KETENTUAN TUGAS » Tuliskan kembali bagian kutipan tentang hak cipta, mulai dari "Hasil dari penelitian" hingga "itu tidak didaftarkan.", tanpa mengubah satu kata atau tanda baca pun.

==== KUTIPAN

Hasil dari penelitian ini adalah Undang undang Nomor 19 Tahun 2002 tentang Hak Cipta
menganut stelsel pendaftaran deklaratif, didasarkan dari teori hukum alam, yang diajarkan Jhon
Locke dan George Hegel, bahwa seseorang memiliki hak milik alami (natural right) terhadap
benda hasil pemikirannya. Hak cipta didapatkan secara otomatis tanpa pendaftaran karena Hak
cipta bersifat manunggal dengan penciptanya, karena hak cipta timbul dari hasil olah pemikiran
penciptanya dan mencerminkan kepribadian pencipta. Stelsel pendaftaran deklaratif tidak
dapat memberikan kepastian hukum bagi pencipta. Pencipta akan kesulitan dalam
membuktikan bahwa ciptaan tersebut adalah hasil karyanya jika ciptaan itu tidak didaftarkan.

========
==== BAHAN HASIL EKSTRAKSI

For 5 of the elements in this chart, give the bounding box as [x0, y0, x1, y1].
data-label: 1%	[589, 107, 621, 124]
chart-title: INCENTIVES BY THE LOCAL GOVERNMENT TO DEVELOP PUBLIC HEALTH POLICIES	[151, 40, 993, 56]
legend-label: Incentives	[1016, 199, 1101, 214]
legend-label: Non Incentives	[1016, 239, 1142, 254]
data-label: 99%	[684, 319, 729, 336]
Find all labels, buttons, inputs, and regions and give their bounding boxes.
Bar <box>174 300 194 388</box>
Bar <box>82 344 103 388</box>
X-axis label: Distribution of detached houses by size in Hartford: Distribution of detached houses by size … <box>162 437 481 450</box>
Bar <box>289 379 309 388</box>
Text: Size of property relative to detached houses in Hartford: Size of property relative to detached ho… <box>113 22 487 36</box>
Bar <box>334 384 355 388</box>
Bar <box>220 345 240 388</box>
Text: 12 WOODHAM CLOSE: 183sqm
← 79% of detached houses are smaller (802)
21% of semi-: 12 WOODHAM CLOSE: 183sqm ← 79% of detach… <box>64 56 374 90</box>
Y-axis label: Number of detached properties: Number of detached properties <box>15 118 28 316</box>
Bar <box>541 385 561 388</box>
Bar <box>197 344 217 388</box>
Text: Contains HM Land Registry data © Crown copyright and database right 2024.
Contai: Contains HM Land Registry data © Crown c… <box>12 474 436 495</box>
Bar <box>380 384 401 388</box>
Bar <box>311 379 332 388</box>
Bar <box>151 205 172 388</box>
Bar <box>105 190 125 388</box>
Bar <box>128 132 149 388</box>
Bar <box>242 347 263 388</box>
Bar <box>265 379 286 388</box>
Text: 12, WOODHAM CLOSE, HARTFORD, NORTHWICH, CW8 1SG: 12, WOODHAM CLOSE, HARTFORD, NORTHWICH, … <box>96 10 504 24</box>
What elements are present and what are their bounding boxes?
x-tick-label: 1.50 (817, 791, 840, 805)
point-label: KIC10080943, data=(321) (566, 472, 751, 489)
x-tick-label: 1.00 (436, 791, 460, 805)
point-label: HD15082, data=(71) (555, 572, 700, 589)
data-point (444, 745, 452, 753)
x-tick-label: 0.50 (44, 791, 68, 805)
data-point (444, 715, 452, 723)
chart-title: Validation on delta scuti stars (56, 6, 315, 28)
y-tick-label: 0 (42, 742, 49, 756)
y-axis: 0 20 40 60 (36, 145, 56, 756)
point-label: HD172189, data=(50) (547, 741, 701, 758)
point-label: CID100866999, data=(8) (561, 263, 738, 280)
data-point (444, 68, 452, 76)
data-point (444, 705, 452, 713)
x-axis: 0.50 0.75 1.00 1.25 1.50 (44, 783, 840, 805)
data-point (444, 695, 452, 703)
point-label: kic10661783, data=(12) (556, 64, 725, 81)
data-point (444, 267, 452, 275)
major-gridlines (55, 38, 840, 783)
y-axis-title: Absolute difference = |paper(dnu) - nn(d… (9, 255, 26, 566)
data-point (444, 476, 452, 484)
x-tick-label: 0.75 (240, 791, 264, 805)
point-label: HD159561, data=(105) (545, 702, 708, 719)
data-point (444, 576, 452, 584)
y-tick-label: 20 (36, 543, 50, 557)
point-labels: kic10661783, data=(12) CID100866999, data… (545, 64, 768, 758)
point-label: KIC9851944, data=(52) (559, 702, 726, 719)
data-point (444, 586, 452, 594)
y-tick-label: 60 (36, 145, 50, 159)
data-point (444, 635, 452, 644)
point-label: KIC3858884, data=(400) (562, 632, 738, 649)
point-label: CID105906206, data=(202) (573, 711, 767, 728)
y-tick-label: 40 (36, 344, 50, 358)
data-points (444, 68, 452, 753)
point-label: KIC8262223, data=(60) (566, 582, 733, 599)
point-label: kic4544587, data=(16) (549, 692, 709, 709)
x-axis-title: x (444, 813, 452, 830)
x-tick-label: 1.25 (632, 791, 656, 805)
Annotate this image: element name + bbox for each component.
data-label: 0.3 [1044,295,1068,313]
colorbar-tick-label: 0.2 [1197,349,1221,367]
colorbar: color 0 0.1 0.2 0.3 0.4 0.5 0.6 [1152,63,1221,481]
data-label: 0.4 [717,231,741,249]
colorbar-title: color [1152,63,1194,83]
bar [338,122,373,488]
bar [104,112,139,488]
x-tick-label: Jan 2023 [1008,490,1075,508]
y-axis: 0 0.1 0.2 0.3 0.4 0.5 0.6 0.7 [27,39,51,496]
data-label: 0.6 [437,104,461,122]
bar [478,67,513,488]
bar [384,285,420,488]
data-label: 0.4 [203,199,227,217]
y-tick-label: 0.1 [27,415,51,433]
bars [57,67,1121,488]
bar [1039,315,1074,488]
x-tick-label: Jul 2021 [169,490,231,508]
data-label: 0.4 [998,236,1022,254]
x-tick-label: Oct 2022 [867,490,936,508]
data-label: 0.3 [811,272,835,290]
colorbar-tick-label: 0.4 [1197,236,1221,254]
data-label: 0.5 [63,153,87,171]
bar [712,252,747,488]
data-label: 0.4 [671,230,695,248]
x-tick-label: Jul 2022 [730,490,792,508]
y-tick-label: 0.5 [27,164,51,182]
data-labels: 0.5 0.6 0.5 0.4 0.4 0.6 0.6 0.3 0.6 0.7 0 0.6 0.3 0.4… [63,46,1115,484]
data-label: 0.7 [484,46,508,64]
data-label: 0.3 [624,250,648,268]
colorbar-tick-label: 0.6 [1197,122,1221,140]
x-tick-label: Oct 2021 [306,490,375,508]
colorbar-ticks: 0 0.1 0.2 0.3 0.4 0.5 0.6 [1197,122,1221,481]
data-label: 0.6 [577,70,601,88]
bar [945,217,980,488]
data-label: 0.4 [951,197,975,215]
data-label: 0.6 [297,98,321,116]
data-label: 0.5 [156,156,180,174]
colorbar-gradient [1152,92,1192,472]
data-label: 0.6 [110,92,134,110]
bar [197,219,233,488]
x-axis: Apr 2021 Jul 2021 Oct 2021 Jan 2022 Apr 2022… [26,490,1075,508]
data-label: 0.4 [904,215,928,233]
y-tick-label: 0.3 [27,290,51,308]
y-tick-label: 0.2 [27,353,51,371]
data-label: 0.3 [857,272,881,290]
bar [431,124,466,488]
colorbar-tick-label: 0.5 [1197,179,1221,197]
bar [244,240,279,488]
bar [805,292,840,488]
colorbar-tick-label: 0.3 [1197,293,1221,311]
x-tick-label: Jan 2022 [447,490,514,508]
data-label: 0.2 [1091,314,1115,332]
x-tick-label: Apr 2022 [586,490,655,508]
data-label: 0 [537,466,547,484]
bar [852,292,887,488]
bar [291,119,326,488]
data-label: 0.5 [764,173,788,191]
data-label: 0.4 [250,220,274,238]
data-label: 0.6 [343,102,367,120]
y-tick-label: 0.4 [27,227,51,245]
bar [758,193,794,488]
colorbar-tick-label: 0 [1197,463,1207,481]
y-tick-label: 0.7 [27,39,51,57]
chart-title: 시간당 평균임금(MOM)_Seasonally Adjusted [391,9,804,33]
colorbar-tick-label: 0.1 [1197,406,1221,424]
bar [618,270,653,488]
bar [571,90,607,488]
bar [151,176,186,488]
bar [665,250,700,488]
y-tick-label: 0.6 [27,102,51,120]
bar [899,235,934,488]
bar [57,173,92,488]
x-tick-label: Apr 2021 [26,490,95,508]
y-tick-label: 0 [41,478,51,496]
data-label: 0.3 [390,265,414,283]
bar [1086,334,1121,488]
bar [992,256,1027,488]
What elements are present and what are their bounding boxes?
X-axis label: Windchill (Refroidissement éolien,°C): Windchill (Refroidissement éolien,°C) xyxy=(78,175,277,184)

========

HASIL LATIHAN »
Hasil dari penelitian ini adalah Undang undang Nomor 19 Tahun 2002 tentang Hak Cipta
menganut stelsel pendaftaran deklaratif, didasarkan dari teori hukum alam, yang diajarkan Jhon
Locke dan George Hegel, bahwa seseorang memiliki hak milik alami (natural right) terhadap
benda hasil pemikirannya. Hak cipta didapatkan secara otomatis tanpa pendaftaran karena Hak
cipta bersifat manunggal dengan penciptanya, karena hak cipta timbul dari hasil olah pemikiran
penciptanya dan mencerminkan kepribadian pencipta. Stelsel pendaftaran deklaratif tidak
dapat memberikan kepastian hukum bagi pencipta. Pencipta akan kesulitan dalam
membuktikan bahwa ciptaan tersebut adalah hasil karyanya jika ciptaan itu tidak didaftarkan.